Locate each line containing the string "fund" and copy it out.

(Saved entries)

>> BEGIN

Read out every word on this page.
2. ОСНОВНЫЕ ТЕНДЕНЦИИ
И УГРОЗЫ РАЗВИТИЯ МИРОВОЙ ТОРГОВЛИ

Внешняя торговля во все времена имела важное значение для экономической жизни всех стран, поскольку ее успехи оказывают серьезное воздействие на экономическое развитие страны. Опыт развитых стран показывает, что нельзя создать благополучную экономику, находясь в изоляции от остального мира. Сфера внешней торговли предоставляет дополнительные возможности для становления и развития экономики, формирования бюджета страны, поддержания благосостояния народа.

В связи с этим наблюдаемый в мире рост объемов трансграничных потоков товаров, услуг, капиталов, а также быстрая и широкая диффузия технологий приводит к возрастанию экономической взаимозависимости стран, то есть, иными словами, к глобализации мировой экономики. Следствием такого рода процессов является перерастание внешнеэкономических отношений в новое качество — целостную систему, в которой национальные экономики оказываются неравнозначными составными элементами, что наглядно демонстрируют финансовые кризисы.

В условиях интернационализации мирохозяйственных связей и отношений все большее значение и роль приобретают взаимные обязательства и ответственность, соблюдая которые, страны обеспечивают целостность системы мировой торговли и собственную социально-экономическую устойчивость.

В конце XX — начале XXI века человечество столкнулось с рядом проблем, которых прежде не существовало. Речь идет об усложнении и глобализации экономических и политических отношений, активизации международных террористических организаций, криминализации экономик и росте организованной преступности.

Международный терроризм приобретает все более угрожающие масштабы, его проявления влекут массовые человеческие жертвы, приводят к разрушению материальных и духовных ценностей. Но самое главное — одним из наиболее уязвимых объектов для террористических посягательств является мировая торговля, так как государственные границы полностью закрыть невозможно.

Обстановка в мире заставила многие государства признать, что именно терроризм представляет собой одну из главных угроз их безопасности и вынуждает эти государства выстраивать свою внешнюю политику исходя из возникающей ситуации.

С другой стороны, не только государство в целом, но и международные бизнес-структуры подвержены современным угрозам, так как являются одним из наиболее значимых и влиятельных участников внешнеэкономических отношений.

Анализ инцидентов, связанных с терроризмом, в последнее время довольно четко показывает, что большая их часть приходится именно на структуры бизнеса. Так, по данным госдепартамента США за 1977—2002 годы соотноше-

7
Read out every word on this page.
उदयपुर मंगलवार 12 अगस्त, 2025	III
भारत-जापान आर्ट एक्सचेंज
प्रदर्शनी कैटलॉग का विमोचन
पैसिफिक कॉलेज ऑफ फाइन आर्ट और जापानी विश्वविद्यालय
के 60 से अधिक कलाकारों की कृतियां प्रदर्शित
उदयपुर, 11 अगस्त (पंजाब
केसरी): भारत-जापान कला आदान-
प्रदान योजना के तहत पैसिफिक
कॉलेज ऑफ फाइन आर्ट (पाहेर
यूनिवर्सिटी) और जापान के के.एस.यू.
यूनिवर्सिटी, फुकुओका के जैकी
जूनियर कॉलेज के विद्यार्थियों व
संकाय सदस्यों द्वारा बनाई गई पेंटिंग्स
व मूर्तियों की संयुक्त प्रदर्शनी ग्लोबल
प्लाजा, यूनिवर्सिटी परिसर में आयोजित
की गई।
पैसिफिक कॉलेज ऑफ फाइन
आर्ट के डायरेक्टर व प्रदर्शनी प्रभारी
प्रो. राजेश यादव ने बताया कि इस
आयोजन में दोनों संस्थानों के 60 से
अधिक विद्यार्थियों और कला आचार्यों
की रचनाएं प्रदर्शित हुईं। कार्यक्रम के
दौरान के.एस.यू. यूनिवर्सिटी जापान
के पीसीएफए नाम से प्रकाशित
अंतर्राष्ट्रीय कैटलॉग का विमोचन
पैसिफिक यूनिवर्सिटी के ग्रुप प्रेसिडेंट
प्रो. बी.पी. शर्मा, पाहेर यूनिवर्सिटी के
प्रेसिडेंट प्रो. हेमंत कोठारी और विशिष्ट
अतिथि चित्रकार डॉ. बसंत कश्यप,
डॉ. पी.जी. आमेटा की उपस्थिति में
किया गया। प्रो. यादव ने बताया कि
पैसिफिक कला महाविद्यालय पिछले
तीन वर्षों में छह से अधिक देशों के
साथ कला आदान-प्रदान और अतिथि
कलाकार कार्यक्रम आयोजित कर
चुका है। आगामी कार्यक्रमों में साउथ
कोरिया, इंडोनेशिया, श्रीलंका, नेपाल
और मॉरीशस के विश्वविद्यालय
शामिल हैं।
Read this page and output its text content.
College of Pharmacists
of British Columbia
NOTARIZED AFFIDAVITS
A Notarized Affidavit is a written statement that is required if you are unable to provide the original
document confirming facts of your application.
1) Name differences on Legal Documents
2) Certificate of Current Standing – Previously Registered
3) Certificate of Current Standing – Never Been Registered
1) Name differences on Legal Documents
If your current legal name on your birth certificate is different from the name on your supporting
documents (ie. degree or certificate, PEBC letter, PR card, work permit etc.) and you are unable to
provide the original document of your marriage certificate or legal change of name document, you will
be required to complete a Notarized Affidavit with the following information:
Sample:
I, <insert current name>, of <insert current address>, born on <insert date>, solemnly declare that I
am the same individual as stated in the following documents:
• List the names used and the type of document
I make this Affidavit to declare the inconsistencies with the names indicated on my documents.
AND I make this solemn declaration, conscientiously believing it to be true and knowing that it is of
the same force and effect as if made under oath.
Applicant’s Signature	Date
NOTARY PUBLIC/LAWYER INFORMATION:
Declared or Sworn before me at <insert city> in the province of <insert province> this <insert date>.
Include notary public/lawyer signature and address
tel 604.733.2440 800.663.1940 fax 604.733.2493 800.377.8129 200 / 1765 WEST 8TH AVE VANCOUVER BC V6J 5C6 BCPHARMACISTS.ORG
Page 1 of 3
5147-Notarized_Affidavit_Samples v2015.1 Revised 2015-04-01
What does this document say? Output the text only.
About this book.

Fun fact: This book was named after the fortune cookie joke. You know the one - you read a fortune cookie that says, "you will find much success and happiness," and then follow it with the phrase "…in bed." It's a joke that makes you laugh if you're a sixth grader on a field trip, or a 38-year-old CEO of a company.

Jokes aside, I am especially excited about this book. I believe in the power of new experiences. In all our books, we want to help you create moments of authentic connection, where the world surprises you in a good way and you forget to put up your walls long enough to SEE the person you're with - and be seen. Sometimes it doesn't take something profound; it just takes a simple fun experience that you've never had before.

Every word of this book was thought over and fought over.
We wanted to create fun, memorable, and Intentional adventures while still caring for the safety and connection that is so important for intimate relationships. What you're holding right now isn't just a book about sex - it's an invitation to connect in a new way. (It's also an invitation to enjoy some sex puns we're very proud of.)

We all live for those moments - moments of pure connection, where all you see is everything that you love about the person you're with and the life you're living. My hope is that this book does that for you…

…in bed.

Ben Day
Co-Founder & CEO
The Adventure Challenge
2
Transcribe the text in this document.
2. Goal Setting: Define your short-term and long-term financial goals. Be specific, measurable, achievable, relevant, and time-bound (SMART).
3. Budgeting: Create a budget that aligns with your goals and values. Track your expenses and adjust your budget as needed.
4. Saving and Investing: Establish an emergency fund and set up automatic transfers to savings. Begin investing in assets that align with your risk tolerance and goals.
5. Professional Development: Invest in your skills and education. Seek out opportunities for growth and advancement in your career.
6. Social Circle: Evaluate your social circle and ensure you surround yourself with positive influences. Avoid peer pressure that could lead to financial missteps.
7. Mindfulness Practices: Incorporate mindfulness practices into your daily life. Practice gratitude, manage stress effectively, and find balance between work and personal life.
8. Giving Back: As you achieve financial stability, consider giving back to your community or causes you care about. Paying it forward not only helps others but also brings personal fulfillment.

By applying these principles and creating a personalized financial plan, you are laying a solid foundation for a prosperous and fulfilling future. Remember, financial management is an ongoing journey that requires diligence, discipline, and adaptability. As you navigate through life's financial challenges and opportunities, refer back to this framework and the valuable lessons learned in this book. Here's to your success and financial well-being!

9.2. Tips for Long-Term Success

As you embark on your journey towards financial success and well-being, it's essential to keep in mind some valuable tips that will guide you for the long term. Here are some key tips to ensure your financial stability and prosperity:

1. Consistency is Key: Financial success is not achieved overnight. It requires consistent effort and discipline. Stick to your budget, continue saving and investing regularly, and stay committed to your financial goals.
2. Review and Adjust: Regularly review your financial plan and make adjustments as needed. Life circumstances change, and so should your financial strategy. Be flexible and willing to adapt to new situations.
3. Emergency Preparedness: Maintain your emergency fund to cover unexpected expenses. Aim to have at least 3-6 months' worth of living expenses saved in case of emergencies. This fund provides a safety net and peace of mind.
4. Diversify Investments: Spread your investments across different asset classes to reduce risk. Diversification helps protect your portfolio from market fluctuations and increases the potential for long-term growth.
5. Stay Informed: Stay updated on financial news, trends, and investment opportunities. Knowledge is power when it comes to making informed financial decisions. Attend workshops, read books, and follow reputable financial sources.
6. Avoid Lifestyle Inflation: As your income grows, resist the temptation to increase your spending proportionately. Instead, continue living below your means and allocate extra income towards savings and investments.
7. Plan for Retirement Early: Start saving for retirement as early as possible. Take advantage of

>> END

* **Answer for this exercise**:
4. Saving and Investing: Establish an emergency fund and set up automatic transfers to savings. Begin investing in assets that align with your risk tolerance and goals.
3. Emergency Preparedness: Maintain your emergency fund to cover unexpected expenses. Aim to have at least 3-6 months' worth of living expenses saved in case of emergencies. This fund provides a safety net and peace of mind.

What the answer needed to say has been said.